From the entries below, gather every line containing the string "Locate".

##### Records for this task #####

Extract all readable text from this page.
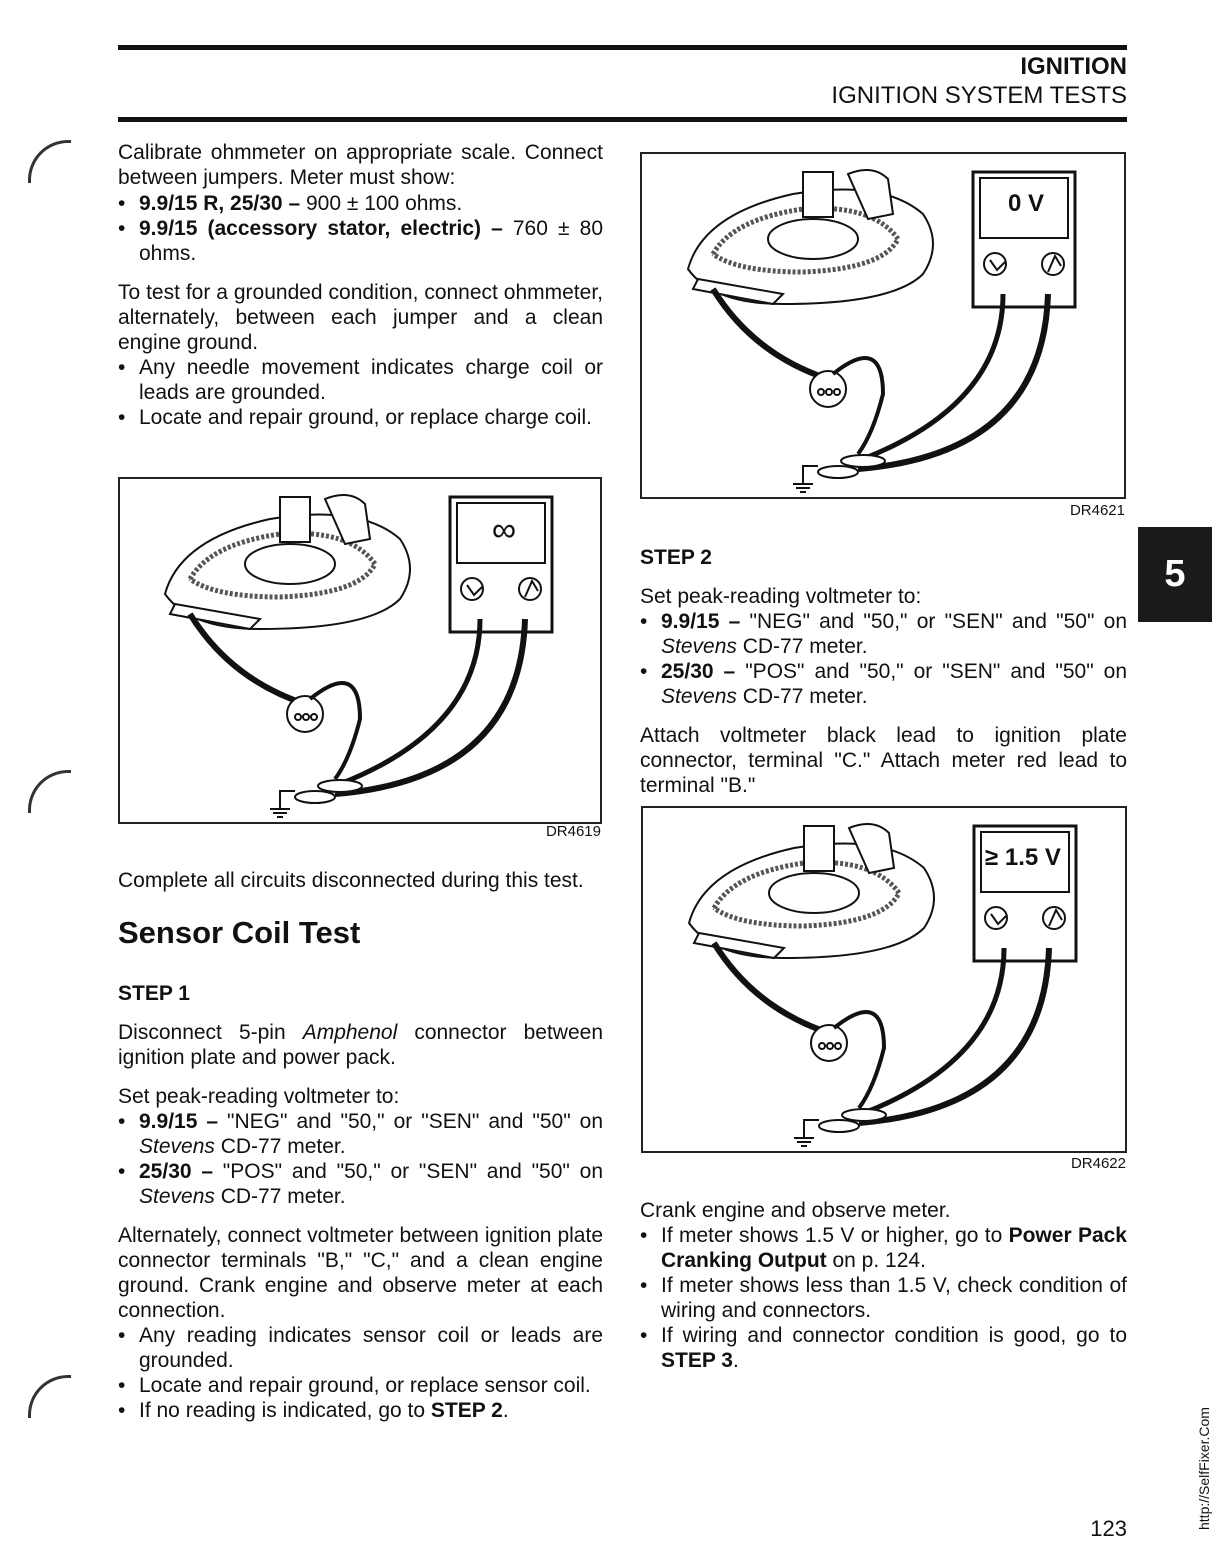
IGNITION
IGNITION SYSTEM TESTS

Calibrate ohmmeter on appropriate scale. Connect between jumpers. Meter must show:

• 9.9/15 R, 25/30 – 900 ± 100 ohms.
• 9.9/15 (accessory stator, electric) – 760 ± 80 ohms.

To test for a grounded condition, connect ohmmeter, alternately, between each jumper and a clean engine ground.

• Any needle movement indicates charge coil or leads are grounded.
• Locate and repair ground, or replace charge coil.
∞
DR4619

Complete all circuits disconnected during this test.

Sensor Coil Test

STEP 1

Disconnect 5-pin Amphenol connector between ignition plate and power pack.

Set peak-reading voltmeter to:

• 9.9/15 – "NEG" and "50," or "SEN" and "50" on Stevens CD-77 meter.
• 25/30 – "POS" and "50," or "SEN" and "50" on Stevens CD-77 meter.

Alternately, connect voltmeter between ignition plate connector terminals "B," "C," and a clean engine ground. Crank engine and observe meter at each connection.

• Any reading indicates sensor coil or leads are grounded.
• Locate and repair ground, or replace sensor coil.
• If no reading is indicated, go to STEP 2.
0 V
DR4621

STEP 2

Set peak-reading voltmeter to:

• 9.9/15 – "NEG" and "50," or "SEN" and "50" on Stevens CD-77 meter.
• 25/30 – "POS" and "50," or "SEN" and "50" on Stevens CD-77 meter.

Attach voltmeter black lead to ignition plate connector, terminal "C." Attach meter red lead to terminal "B."

≥ 1.5 V
DR4622

Crank engine and observe meter.

• If meter shows 1.5 V or higher, go to Power Pack Cranking Output on p. 124.
• If meter shows less than 1.5 V, check condition of wiring and connectors.
• If wiring and connector condition is good, go to STEP 3.
5
123	http://SelfFixer.Com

#####

* [Answer for this exercise]
• Locate and repair ground, or replace charge coil.
• Locate and repair ground, or replace sensor coil.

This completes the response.